- **Task requirements**:
Report every line in the listing that contains the string "nurli".

---------------

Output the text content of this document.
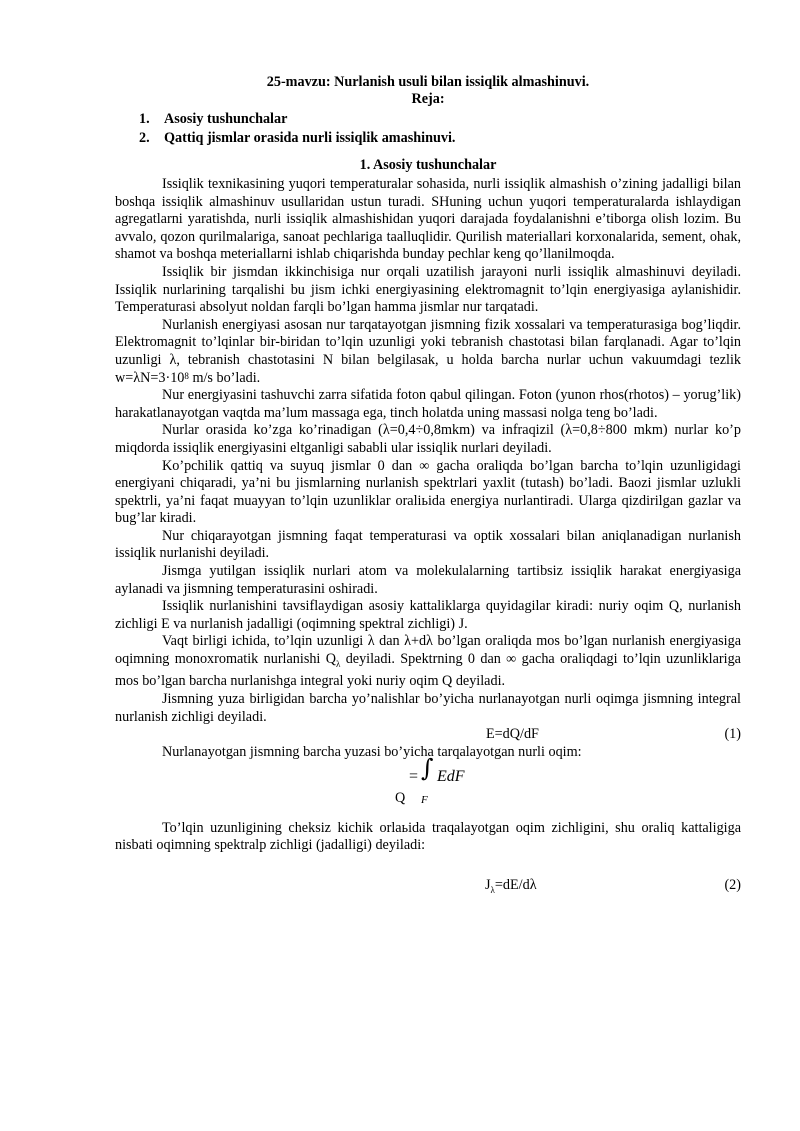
25-mavzu: Nurlanish usuli bilan issiqlik almashinuvi.
Reja:
1. Asosiy tushunchalar
2. Qattiq jismlar orasida nurli issiqlik amashinuvi.
1. Asosiy tushunchalar

Issiqlik texnikasining yuqori temperaturalar sohasida, nurli issiqlik almashish o’zining jadalligi bilan boshqa issiqlik almashinuv usullaridan ustun turadi. SHuning uchun yuqori temperaturalarda ishlaydigan agregatlarni yaratishda, nurli issiqlik almashishidan yuqori darajada foydalanishni e’tiborga olish lozim. Bu avvalo, qozon qurilmalariga, sanoat pechlariga taalluqlidir. Qurilish materiallari korxonalarida, sement, ohak, shamot va boshqa meteriallarni ishlab chiqarishda bunday pechlar keng qo’llanilmoqda.

Issiqlik bir jismdan ikkinchisiga nur orqali uzatilish jarayoni nurli issiqlik almashinuvi deyiladi. Issiqlik nurlarining tarqalishi bu jism ichki energiyasining elektromagnit to’lqin energiyasiga aylanishidir. Temperaturasi absolyut noldan farqli bo’lgan hamma jismlar nur tarqatadi.

Nurlanish energiyasi asosan nur tarqatayotgan jismning fizik xossalari va temperaturasiga bog’liqdir. Elektromagnit to’lqinlar bir-biridan to’lqin uzunligi yoki tebranish chastotasi bilan farqlanadi. Agar to’lqin uzunligi λ, tebranish chastotasini N bilan belgilasak, u holda barcha nurlar uchun vakuumdagi tezlik $w=\lambda N=3\cdot 10^8$ m/s bo’ladi.

Nur energiyasini tashuvchi zarra sifatida foton qabul qilingan. Foton (yunon rhos(rhotos) – yorug’lik) harakatlanayotgan vaqtda ma’lum massaga ega, tinch holatda uning massasi nolga teng bo’ladi.

Nurlar orasida ko’zga ko’rinadigan (λ=0,4÷0,8mkm) va infraqizil (λ=0,8÷800 mkm) nurlar ko’p miqdorda issiqlik energiyasini eltganligi sababli ular issiqlik nurlari deyiladi.

Ko’pchilik qattiq va suyuq jismlar 0 dan ∞ gacha oraliqda bo’lgan barcha to’lqin uzunligidagi energiyani chiqaradi, ya’ni bu jismlarning nurlanish spektrlari yaxlit (tutash) bo’ladi. Baozi jismlar uzlukli spektrli, ya’ni faqat muayyan to’lqin uzunliklar oraliьida energiya nurlantiradi. Ularga qizdirilgan gazlar va bug’lar kiradi.

Nur chiqarayotgan jismning faqat temperaturasi va optik xossalari bilan aniqlanadigan nurlanish issiqlik nurlanishi deyiladi.

Jismga yutilgan issiqlik nurlari atom va molekulalarning tartibsiz issiqlik harakat energiyasiga aylanadi va jismning temperaturasini oshiradi.

Issiqlik nurlanishini tavsiflaydigan asosiy kattaliklarga quyidagilar kiradi: nuriy oqim Q, nurlanish zichligi E va nurlanish jadalligi (oqimning spektral zichligi) J.

Vaqt birligi ichida, to’lqin uzunligi λ dan λ+dλ bo’lgan oraliqda mos bo’lgan nurlanish energiyasiga oqimning monoxromatik nurlanishi $Q_\lambda$ deyiladi. Spektrning 0 dan ∞ gacha oraliqdagi to’lqin uzunliklariga mos bo’lgan barcha nurlanishga integral yoki nuriy oqim Q deyiladi.

Jismning yuza birligidan barcha yo’nalishlar bo’yicha nurlanayotgan nurli oqimga jismning integral nurlanish zichligi deyiladi.

E=dQ/dF	(1)

Nurlanayotgan jismning barcha yuzasi bo’yicha tarqalayotgan nurli oqim:

= ∫ EdF
Q F

To’lqin uzunligining cheksiz kichik orlaьida traqalayotgan oqim zichligini, shu oraliq kattaligiga nisbati oqimning spektralp zichligi (jadalligi) deyiladi:

$J_\lambda=dE/d\lambda$	(2)
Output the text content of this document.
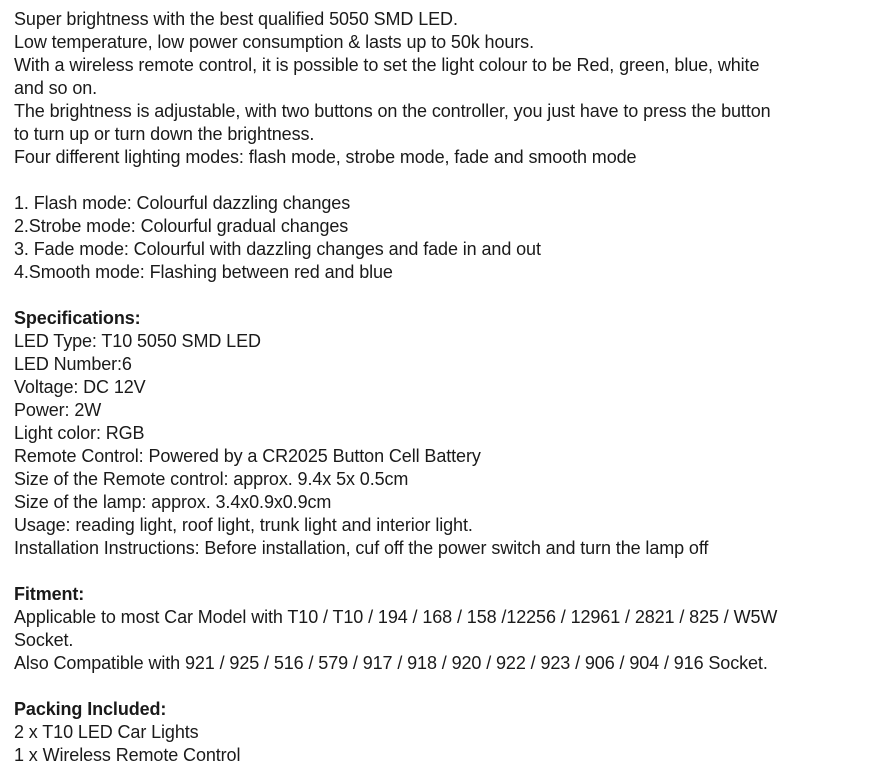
Super brightness with the best qualified 5050 SMD LED.
Low temperature, low power consumption & lasts up to 50k hours.
With a wireless remote control, it is possible to set the light colour to be Red, green, blue, white
and so on.
The brightness is adjustable, with two buttons on the controller, you just have to press the button
to turn up or turn down the brightness.
Four different lighting modes: flash mode, strobe mode, fade and smooth mode

1. Flash mode: Colourful dazzling changes
2.Strobe mode: Colourful gradual changes
3. Fade mode: Colourful with dazzling changes and fade in and out
4.Smooth mode: Flashing between red and blue

Specifications:
LED Type: T10 5050 SMD LED
LED Number:6
Voltage: DC 12V
Power: 2W
Light color: RGB
Remote Control: Powered by a CR2025 Button Cell Battery
Size of the Remote control: approx. 9.4x 5x 0.5cm
Size of the lamp: approx. 3.4x0.9x0.9cm
Usage: reading light, roof light, trunk light and interior light.
Installation Instructions: Before installation, cuf off the power switch and turn the lamp off

Fitment:
Applicable to most Car Model with T10 / T10 / 194 / 168 / 158 /12256 / 12961 / 2821 / 825 / W5W
Socket.
Also Compatible with 921 / 925 / 516 / 579 / 917 / 918 / 920 / 922 / 923 / 906 / 904 / 916 Socket.

Packing Included:
2 x T10 LED Car Lights
1 x Wireless Remote Control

---------------

- **Solution**:
2. Qattiq jismlar orasida nurli issiqlik amashinuvi.
Issiqlik texnikasining yuqori temperaturalar sohasida, nurli issiqlik almashish o’zining jadalligi bilan boshqa issiqlik almashinuv usullaridan ustun turadi. SHuning uchun yuqori temperaturalarda ishlaydigan agregatlarni yaratishda, nurli issiqlik almashishidan yuqori darajada foydalanishni e’tiborga olish lozim. Bu avvalo, qozon qurilmalariga, sanoat pechlariga taalluqlidir. Qurilish materiallari korxonalarida, sement, ohak, shamot va boshqa meteriallarni ishlab chiqarishda bunday pechlar keng qo’llanilmoqda.
Issiqlik bir jismdan ikkinchisiga nur orqali uzatilish jarayoni nurli issiqlik almashinuvi deyiladi. Issiqlik nurlarining tarqalishi bu jism ichki energiyasining elektromagnit to’lqin energiyasiga aylanishidir. Temperaturasi absolyut noldan farqli bo’lgan hamma jismlar nur tarqatadi.
Jismning yuza birligidan barcha yo’nalishlar bo’yicha nurlanayotgan nurli oqimga jismning integral nurlanish zichligi deyiladi.
Nurlanayotgan jismning barcha yuzasi bo’yicha tarqalayotgan nurli oqim:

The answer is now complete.